Copy all lines in which the word "Urząd" can be found.

Stored records:

···

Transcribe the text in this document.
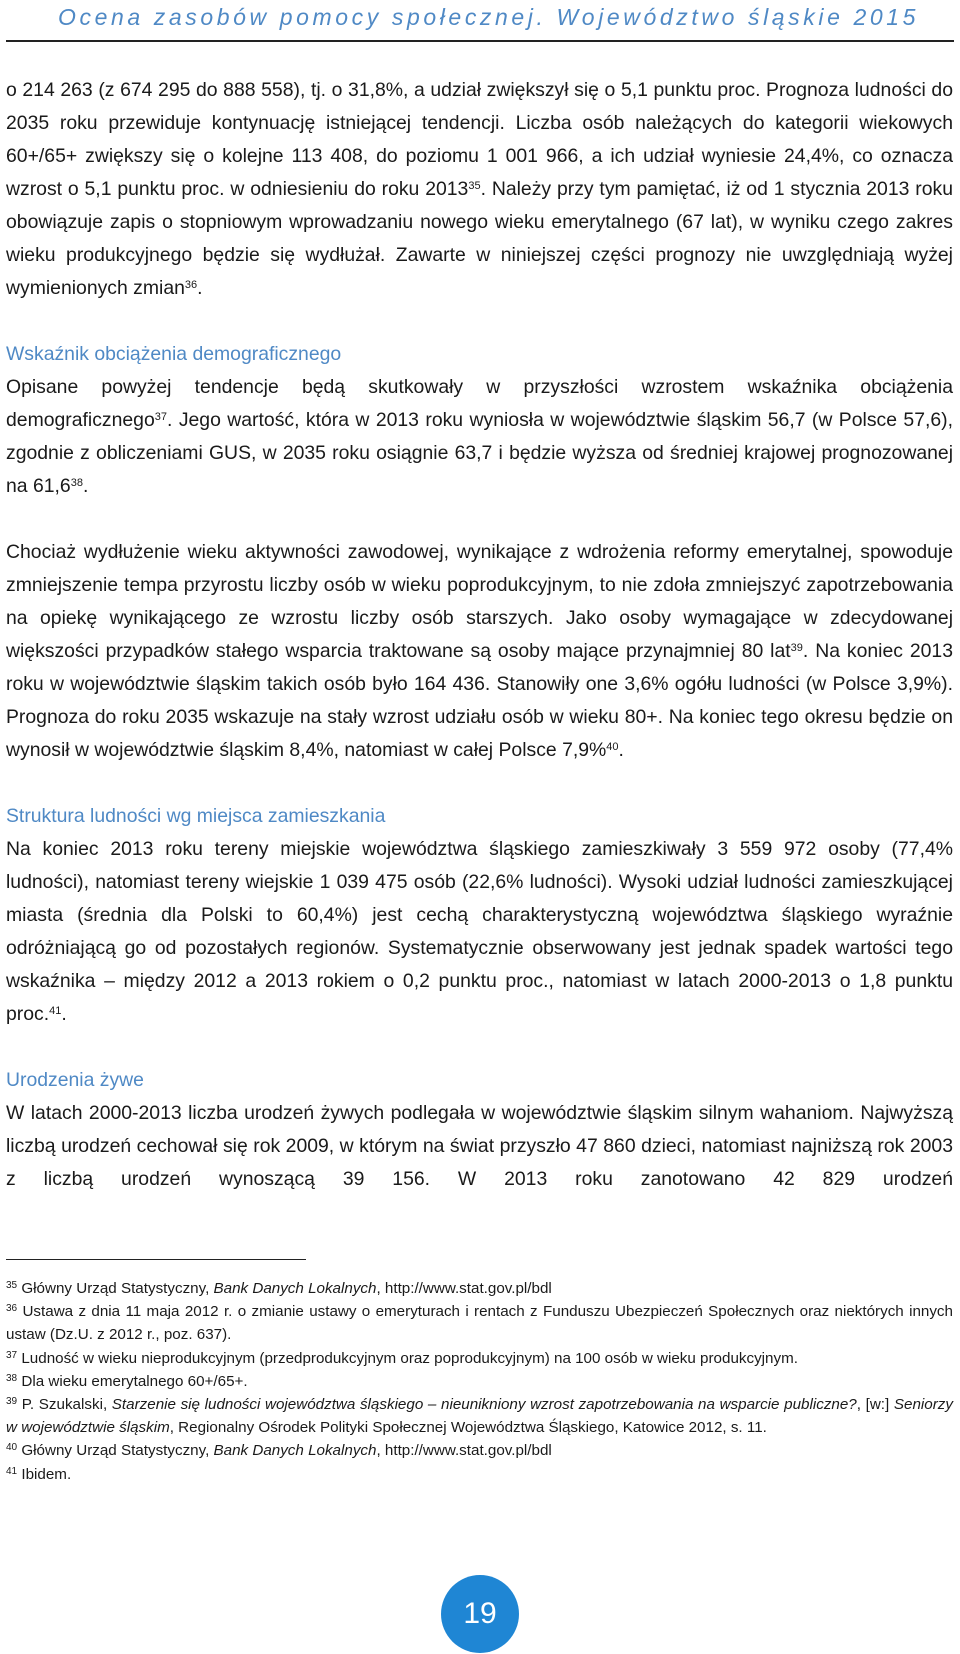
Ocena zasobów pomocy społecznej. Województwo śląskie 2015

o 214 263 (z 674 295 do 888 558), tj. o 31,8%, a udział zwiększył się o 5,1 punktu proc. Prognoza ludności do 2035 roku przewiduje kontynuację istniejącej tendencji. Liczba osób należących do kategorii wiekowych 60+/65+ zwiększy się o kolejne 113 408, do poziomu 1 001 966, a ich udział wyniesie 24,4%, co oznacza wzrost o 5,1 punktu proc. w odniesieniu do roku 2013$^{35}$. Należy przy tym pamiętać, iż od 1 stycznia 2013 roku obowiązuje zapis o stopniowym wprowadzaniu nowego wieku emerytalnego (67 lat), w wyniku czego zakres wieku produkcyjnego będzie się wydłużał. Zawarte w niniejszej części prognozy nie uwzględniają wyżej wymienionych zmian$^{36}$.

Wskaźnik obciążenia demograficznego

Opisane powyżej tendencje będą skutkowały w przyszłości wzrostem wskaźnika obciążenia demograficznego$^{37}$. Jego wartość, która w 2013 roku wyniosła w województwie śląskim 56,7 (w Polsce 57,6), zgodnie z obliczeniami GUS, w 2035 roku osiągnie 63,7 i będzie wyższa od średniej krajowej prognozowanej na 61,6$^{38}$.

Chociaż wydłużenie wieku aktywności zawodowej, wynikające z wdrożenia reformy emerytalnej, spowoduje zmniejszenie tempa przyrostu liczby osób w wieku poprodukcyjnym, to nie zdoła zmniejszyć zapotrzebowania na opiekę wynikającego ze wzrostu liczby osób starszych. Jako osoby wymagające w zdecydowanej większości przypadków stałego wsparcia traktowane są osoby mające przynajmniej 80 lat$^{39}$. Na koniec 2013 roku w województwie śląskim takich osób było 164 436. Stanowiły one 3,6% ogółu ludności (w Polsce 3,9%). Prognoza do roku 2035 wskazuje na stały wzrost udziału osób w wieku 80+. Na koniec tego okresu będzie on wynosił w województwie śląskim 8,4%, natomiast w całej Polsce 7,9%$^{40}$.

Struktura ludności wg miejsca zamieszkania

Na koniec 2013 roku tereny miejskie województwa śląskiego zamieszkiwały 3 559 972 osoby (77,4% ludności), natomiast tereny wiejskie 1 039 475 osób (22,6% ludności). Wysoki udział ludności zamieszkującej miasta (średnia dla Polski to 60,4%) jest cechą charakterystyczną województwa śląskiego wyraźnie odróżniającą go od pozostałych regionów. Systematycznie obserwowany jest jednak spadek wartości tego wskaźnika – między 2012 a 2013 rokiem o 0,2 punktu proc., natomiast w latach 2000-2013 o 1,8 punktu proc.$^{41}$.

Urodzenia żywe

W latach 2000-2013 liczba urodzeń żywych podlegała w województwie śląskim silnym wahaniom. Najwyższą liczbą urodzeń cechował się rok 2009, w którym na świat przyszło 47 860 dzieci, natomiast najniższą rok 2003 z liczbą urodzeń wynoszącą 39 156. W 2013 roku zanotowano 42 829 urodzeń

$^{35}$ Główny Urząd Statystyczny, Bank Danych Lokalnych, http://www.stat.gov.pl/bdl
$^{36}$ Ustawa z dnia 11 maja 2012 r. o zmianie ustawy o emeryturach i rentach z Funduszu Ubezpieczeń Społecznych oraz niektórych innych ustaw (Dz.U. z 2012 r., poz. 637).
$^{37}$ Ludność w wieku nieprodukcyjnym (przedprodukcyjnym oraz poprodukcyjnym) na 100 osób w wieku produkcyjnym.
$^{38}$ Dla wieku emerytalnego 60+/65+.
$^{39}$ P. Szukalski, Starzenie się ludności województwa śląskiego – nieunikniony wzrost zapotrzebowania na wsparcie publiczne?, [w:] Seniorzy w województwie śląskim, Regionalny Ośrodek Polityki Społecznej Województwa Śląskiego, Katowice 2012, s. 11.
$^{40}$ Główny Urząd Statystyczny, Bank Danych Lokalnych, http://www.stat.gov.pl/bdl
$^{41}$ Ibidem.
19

···

* _OUTPUT FOR THIS TASK_
$^{35}$ Główny Urząd Statystyczny, Bank Danych Lokalnych, http://www.stat.gov.pl/bdl
$^{40}$ Główny Urząd Statystyczny, Bank Danych Lokalnych, http://www.stat.gov.pl/bdl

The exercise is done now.